(Task details) Provide a single number: the count of lines containing the string "Coatings".
# # # # #
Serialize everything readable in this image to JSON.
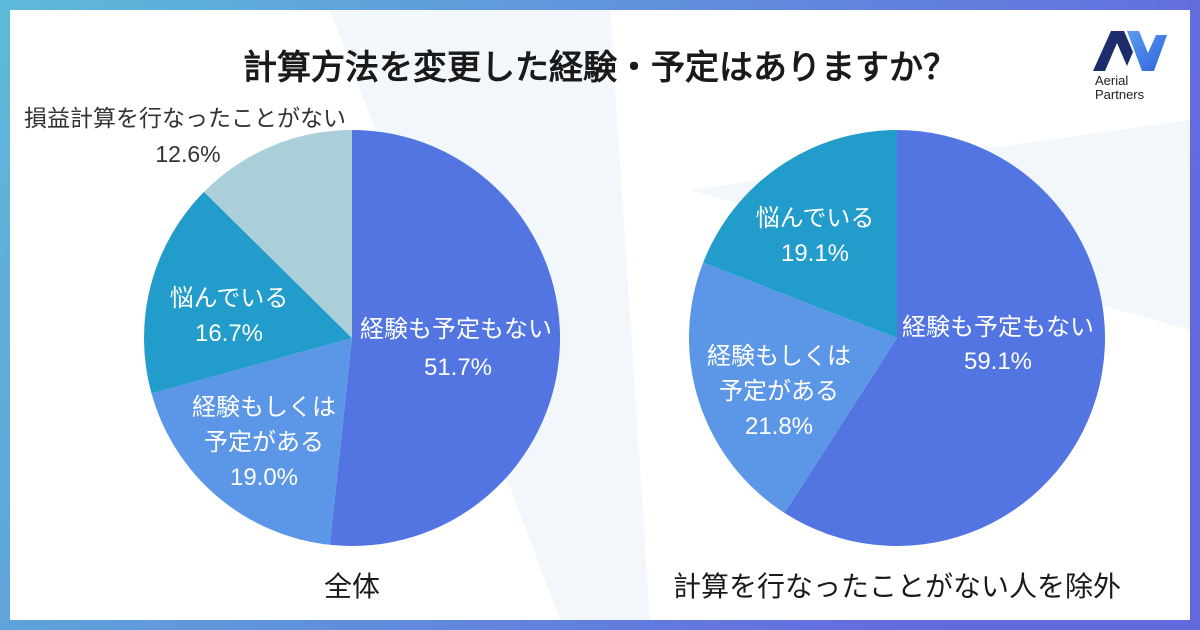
{
  "title": "計算方法を変更した経験・予定はありますか？",
  "logo": {
    "line1": "Aerial",
    "line2": "Partners"
  },
  "colors": {
    "border_start": "#5DBAD9",
    "border_end": "#6468DF",
    "logo_navy": "#1D2C6B",
    "logo_light": "#5A9CF0",
    "logo_mid": "#2F64DC"
  },
  "chart_data": [
    {
      "type": "pie",
      "title": "全体",
      "slices": [
        {
          "label": [
            "経験も予定もない"
          ],
          "value": 51.7,
          "value_label": "51.7%",
          "color": "#5275E1"
        },
        {
          "label": [
            "経験もしくは",
            "予定がある"
          ],
          "value": 19.0,
          "value_label": "19.0%",
          "color": "#5B97E6"
        },
        {
          "label": [
            "悩んでいる"
          ],
          "value": 16.7,
          "value_label": "16.7%",
          "color": "#219CCB"
        },
        {
          "label": [
            "損益計算を行なったことがない"
          ],
          "value": 12.6,
          "value_label": "12.6%",
          "color": "#AACFD8"
        }
      ]
    },
    {
      "type": "pie",
      "title": "計算を行なったことがない人を除外",
      "slices": [
        {
          "label": [
            "経験も予定もない"
          ],
          "value": 59.1,
          "value_label": "59.1%",
          "color": "#5275E1"
        },
        {
          "label": [
            "経験もしくは",
            "予定がある"
          ],
          "value": 21.8,
          "value_label": "21.8%",
          "color": "#5B97E6"
        },
        {
          "label": [
            "悩んでいる"
          ],
          "value": 19.1,
          "value_label": "19.1%",
          "color": "#219CCB"
        }
      ]
    }
  ]
}
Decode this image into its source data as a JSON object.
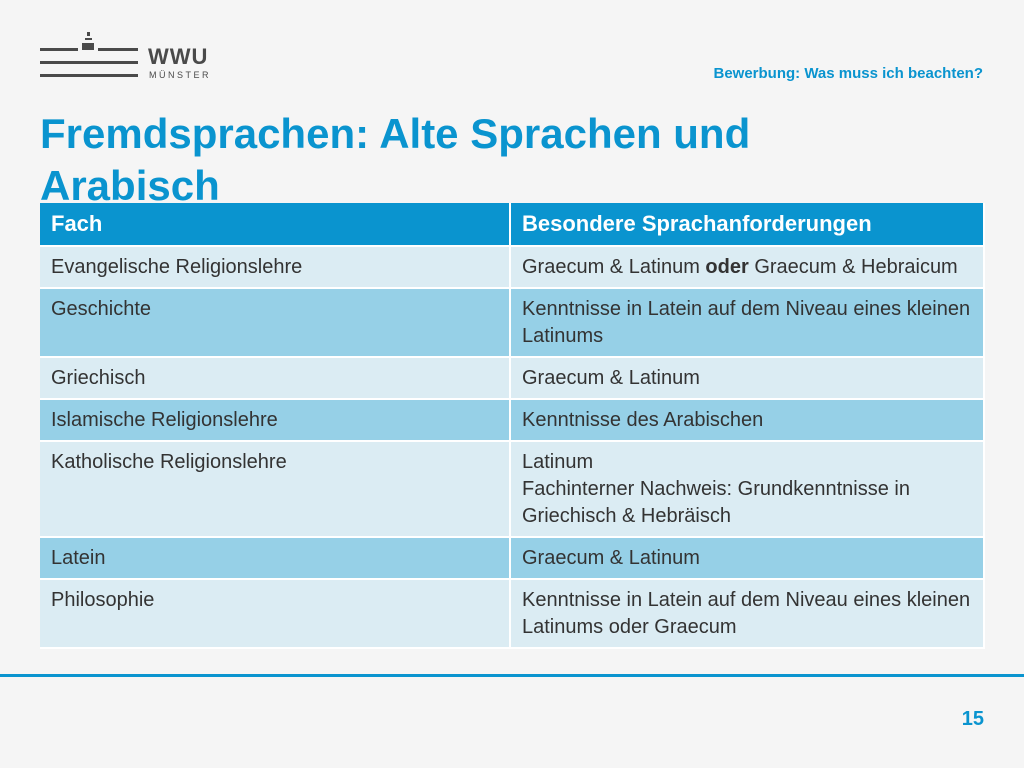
{
  "logo": {
    "name": "WWU",
    "sub": "MÜNSTER"
  },
  "header_subtitle": "Bewerbung: Was muss ich beachten?",
  "title": "Fremdsprachen: Alte Sprachen und Arabisch",
  "table": {
    "headers": [
      "Fach",
      "Besondere Sprachanforderungen"
    ],
    "rows": [
      {
        "fach": "Evangelische Religionslehre",
        "req_before": "Graecum & Latinum ",
        "req_bold": "oder",
        "req_after": " Graecum & Hebraicum"
      },
      {
        "fach": "Geschichte",
        "req": "Kenntnisse in Latein auf dem Niveau eines kleinen Latinums"
      },
      {
        "fach": "Griechisch",
        "req": "Graecum & Latinum"
      },
      {
        "fach": "Islamische Religionslehre",
        "req": "Kenntnisse des Arabischen"
      },
      {
        "fach": "Katholische Religionslehre",
        "req_line1": "Latinum",
        "req_line2": "Fachinterner Nachweis: Grundkenntnisse in Griechisch & Hebräisch"
      },
      {
        "fach": "Latein",
        "req": "Graecum & Latinum"
      },
      {
        "fach": "Philosophie",
        "req": "Kenntnisse in Latein auf dem Niveau eines kleinen Latinums oder Graecum"
      }
    ]
  },
  "page_number": "15",
  "colors": {
    "accent": "#0a94cf",
    "row_light": "#dbecf3",
    "row_dark": "#96d0e7"
  }
}
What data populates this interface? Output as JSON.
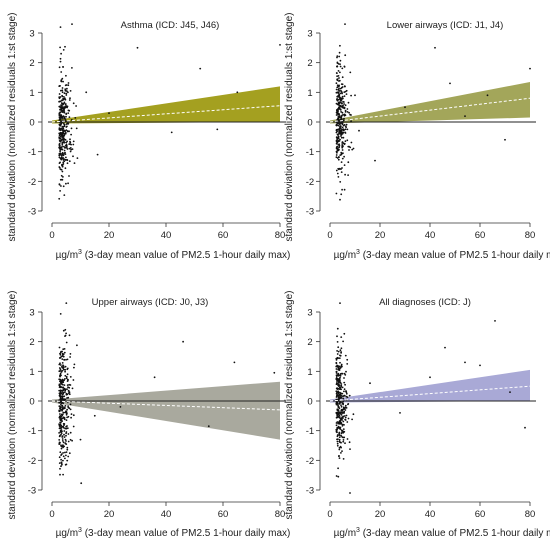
{
  "figure": {
    "y_axis_label": "standard deviation (normalized residuals 1:st stage)",
    "x_axis_label_prefix": "µg/m",
    "x_axis_label_sup": "3",
    "x_axis_label_rest": " (3-day mean value of PM2.5 1-hour daily max)"
  },
  "chart_data": [
    {
      "type": "scatter",
      "title": "Asthma (ICD: J45, J46)",
      "xlim": [
        0,
        80
      ],
      "ylim": [
        -3,
        3
      ],
      "xticks": [
        0,
        20,
        40,
        60,
        80
      ],
      "yticks": [
        -3,
        -2,
        -1,
        0,
        1,
        2,
        3
      ],
      "band_color": "#a4a020",
      "band": {
        "x": [
          0,
          80
        ],
        "lower": [
          -0.05,
          0.0
        ],
        "upper": [
          0.05,
          1.2
        ]
      },
      "trend": {
        "x": [
          0,
          80
        ],
        "y": [
          0.0,
          0.55
        ]
      },
      "outliers": [
        [
          3,
          3.2
        ],
        [
          7,
          3.3
        ],
        [
          12,
          1.0
        ],
        [
          16,
          -1.1
        ],
        [
          20,
          0.3
        ],
        [
          30,
          2.5
        ],
        [
          42,
          -0.35
        ],
        [
          52,
          1.8
        ],
        [
          58,
          -0.25
        ],
        [
          65,
          1.0
        ],
        [
          80,
          2.6
        ]
      ],
      "cluster": {
        "x_center": 4,
        "x_spread": 2.5,
        "y_center": -0.1,
        "y_spread": 0.9,
        "count": 360,
        "seed": 11
      }
    },
    {
      "type": "scatter",
      "title": "Lower airways (ICD: J1, J4)",
      "xlim": [
        0,
        80
      ],
      "ylim": [
        -3,
        3
      ],
      "xticks": [
        0,
        20,
        40,
        60,
        80
      ],
      "yticks": [
        -3,
        -2,
        -1,
        0,
        1,
        2,
        3
      ],
      "band_color": "#a3a65a",
      "band": {
        "x": [
          0,
          80
        ],
        "lower": [
          -0.05,
          0.15
        ],
        "upper": [
          0.05,
          1.35
        ]
      },
      "trend": {
        "x": [
          0,
          80
        ],
        "y": [
          0.0,
          0.8
        ]
      },
      "outliers": [
        [
          6,
          3.3
        ],
        [
          10,
          0.9
        ],
        [
          18,
          -1.3
        ],
        [
          30,
          0.5
        ],
        [
          42,
          2.5
        ],
        [
          48,
          1.3
        ],
        [
          54,
          0.2
        ],
        [
          63,
          0.9
        ],
        [
          70,
          -0.6
        ],
        [
          80,
          1.8
        ]
      ],
      "cluster": {
        "x_center": 4,
        "x_spread": 2.5,
        "y_center": 0.0,
        "y_spread": 0.9,
        "count": 360,
        "seed": 23
      }
    },
    {
      "type": "scatter",
      "title": "Upper airways (ICD: J0, J3)",
      "xlim": [
        0,
        80
      ],
      "ylim": [
        -3,
        3
      ],
      "xticks": [
        0,
        20,
        40,
        60,
        80
      ],
      "yticks": [
        -3,
        -2,
        -1,
        0,
        1,
        2,
        3
      ],
      "band_color": "#a9a99e",
      "band": {
        "x": [
          0,
          80
        ],
        "lower": [
          -0.05,
          -1.3
        ],
        "upper": [
          0.05,
          0.65
        ]
      },
      "trend": {
        "x": [
          0,
          80
        ],
        "y": [
          0.0,
          -0.3
        ]
      },
      "outliers": [
        [
          5,
          3.3
        ],
        [
          10,
          -1.3
        ],
        [
          15,
          -0.5
        ],
        [
          24,
          -0.2
        ],
        [
          36,
          0.8
        ],
        [
          46,
          2.0
        ],
        [
          55,
          -0.85
        ],
        [
          64,
          1.3
        ],
        [
          78,
          0.95
        ]
      ],
      "cluster": {
        "x_center": 4,
        "x_spread": 2.5,
        "y_center": -0.1,
        "y_spread": 1.0,
        "count": 360,
        "seed": 37
      }
    },
    {
      "type": "scatter",
      "title": "All diagnoses (ICD: J)",
      "xlim": [
        0,
        80
      ],
      "ylim": [
        -3,
        3
      ],
      "xticks": [
        0,
        20,
        40,
        60,
        80
      ],
      "yticks": [
        -3,
        -2,
        -1,
        0,
        1,
        2,
        3
      ],
      "band_color": "#a9a9d6",
      "band": {
        "x": [
          0,
          80
        ],
        "lower": [
          -0.05,
          0.0
        ],
        "upper": [
          0.05,
          1.05
        ]
      },
      "trend": {
        "x": [
          0,
          80
        ],
        "y": [
          0.0,
          0.5
        ]
      },
      "outliers": [
        [
          4,
          3.3
        ],
        [
          8,
          -3.1
        ],
        [
          16,
          0.6
        ],
        [
          28,
          -0.4
        ],
        [
          40,
          0.8
        ],
        [
          46,
          1.8
        ],
        [
          54,
          1.3
        ],
        [
          60,
          1.2
        ],
        [
          66,
          2.7
        ],
        [
          72,
          0.3
        ],
        [
          78,
          -0.9
        ]
      ],
      "cluster": {
        "x_center": 4,
        "x_spread": 2.5,
        "y_center": -0.05,
        "y_spread": 0.95,
        "count": 360,
        "seed": 53
      }
    }
  ]
}
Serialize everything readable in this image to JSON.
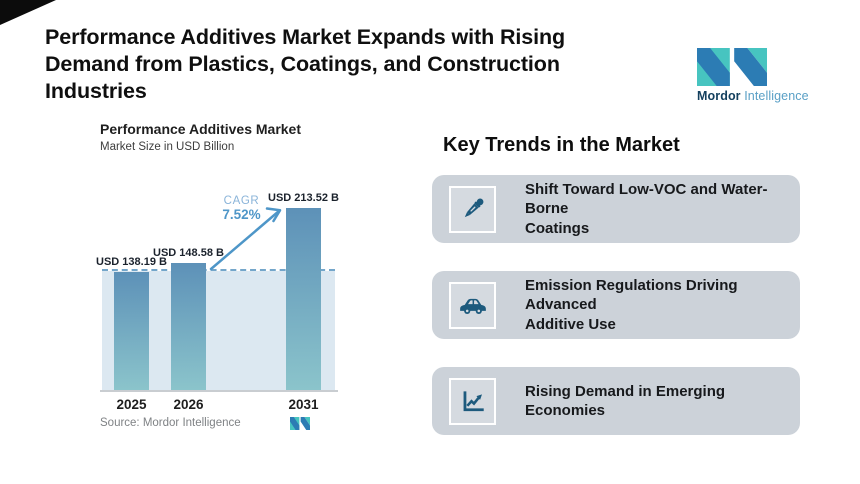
{
  "header": {
    "title_lines": [
      "Performance Additives Market Expands with Rising",
      "Demand from Plastics, Coatings, and Construction",
      "Industries"
    ]
  },
  "brand": {
    "name_bold": "Mordor",
    "name_light": "Intelligence"
  },
  "chart": {
    "title": "Performance Additives Market",
    "subtitle": "Market Size in USD Billion",
    "cagr_label": "CAGR",
    "cagr_value": "7.52%",
    "source": "Source: Mordor Intelligence"
  },
  "chart_data": {
    "type": "bar",
    "title": "Performance Additives Market",
    "ylabel": "Market Size in USD Billion",
    "categories": [
      "2025",
      "2026",
      "2031"
    ],
    "values": [
      138.19,
      148.58,
      213.52
    ],
    "value_labels": [
      "USD 138.19 B",
      "USD 148.58 B",
      "USD 213.52 B"
    ],
    "cagr": "7.52%",
    "baseline_reference": 138.19,
    "ylim": [
      0,
      235
    ],
    "grid": false,
    "legend": false
  },
  "trends": {
    "heading": "Key Trends in the Market",
    "cards": [
      {
        "icon": "dropper-icon",
        "lines": [
          "Shift Toward Low-VOC and Water-Borne",
          "Coatings"
        ]
      },
      {
        "icon": "car-icon",
        "lines": [
          "Emission Regulations Driving Advanced",
          "Additive Use"
        ]
      },
      {
        "icon": "line-chart-icon",
        "lines": [
          "Rising Demand in Emerging Economies"
        ]
      }
    ]
  },
  "colors": {
    "bar_top": "#5d91b8",
    "bar_bottom": "#8bc4cb",
    "area": "#dce8f1",
    "dashed": "#74a6ca",
    "accent": "#4e96c8",
    "card_bg": "#ccd2d9",
    "icon": "#1d5a7d",
    "logo_teal": "#47c4c0",
    "logo_blue": "#2c7cb4"
  }
}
# # # # #
(Result) 2